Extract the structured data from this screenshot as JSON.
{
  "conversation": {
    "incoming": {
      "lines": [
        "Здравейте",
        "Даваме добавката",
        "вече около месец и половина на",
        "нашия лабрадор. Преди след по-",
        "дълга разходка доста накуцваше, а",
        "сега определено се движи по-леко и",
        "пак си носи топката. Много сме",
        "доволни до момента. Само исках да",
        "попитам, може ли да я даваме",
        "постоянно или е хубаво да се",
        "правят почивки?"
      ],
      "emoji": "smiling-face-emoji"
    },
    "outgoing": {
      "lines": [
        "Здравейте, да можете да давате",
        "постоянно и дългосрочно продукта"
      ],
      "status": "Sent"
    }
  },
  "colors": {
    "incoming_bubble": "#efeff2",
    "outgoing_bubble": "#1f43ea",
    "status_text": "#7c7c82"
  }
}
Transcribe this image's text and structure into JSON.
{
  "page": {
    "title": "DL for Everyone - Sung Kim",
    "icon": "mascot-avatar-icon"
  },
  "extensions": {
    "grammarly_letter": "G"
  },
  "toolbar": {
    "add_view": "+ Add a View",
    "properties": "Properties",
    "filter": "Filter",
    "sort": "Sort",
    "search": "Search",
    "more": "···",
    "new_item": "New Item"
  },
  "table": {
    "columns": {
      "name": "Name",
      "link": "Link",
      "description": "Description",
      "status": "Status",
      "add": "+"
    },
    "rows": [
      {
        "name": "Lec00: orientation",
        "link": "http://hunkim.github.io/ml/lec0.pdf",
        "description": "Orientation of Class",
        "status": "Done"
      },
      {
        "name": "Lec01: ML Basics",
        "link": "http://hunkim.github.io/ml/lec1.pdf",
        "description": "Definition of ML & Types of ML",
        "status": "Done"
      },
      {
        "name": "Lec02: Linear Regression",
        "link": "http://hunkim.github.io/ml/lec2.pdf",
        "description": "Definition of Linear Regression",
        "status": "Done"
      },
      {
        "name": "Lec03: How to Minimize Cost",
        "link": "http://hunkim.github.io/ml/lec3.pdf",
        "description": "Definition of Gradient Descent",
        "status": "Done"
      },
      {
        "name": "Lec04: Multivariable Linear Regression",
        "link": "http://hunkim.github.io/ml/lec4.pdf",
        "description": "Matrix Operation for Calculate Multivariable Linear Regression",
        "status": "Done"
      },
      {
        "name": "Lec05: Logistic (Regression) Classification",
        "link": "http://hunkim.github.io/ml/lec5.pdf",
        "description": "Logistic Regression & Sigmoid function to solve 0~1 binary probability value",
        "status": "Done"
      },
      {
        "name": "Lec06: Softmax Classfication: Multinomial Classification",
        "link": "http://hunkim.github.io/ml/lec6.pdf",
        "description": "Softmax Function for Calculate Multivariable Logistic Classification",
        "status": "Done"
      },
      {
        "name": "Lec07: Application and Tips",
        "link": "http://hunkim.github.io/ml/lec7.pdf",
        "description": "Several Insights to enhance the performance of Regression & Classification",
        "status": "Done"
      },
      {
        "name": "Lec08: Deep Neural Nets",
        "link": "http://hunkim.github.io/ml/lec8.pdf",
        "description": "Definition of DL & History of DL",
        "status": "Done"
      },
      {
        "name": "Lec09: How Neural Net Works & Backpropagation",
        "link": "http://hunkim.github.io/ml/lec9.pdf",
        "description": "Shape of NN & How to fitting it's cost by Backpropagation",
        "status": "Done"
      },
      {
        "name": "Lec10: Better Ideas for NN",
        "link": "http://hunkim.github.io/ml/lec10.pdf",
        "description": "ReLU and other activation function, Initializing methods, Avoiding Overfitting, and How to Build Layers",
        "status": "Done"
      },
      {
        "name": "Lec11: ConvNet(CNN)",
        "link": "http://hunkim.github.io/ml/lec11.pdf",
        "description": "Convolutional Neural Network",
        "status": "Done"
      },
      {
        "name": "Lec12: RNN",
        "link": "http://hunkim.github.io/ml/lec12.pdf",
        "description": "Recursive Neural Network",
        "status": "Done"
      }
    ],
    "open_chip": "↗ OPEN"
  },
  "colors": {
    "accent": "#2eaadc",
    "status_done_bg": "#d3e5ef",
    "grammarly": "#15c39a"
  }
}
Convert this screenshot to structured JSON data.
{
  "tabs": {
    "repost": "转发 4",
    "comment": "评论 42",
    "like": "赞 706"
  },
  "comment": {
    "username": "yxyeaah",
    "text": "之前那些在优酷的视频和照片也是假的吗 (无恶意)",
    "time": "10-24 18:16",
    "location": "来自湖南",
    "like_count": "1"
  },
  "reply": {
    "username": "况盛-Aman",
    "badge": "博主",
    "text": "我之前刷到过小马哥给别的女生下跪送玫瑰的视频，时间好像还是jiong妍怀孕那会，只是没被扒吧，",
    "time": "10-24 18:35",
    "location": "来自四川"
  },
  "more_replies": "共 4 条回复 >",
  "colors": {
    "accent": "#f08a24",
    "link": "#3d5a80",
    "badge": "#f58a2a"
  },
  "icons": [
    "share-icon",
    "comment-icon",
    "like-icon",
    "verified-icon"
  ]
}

☆ ☆ ☆ ☆ ☆ ☆ ☆

[What is asked] The line containing "Convert this screenshot" marks the start; retype it and each line after it through the end of the records above, exactly.

[Task solution]
Convert this screenshot to structured JSON data.
{
  "tabs": {
    "repost": "转发 4",
    "comment": "评论 42",
    "like": "赞 706"
  },
  "comment": {
    "username": "yxyeaah",
    "text": "之前那些在优酷的视频和照片也是假的吗 (无恶意)",
    "time": "10-24 18:16",
    "location": "来自湖南",
    "like_count": "1"
  },
  "reply": {
    "username": "况盛-Aman",
    "badge": "博主",
    "text": "我之前刷到过小马哥给别的女生下跪送玫瑰的视频，时间好像还是jiong妍怀孕那会，只是没被扒吧，",
    "time": "10-24 18:35",
    "location": "来自四川"
  },
  "more_replies": "共 4 条回复 >",
  "colors": {
    "accent": "#f08a24",
    "link": "#3d5a80",
    "badge": "#f58a2a"
  },
  "icons": [
    "share-icon",
    "comment-icon",
    "like-icon",
    "verified-icon"
  ]
}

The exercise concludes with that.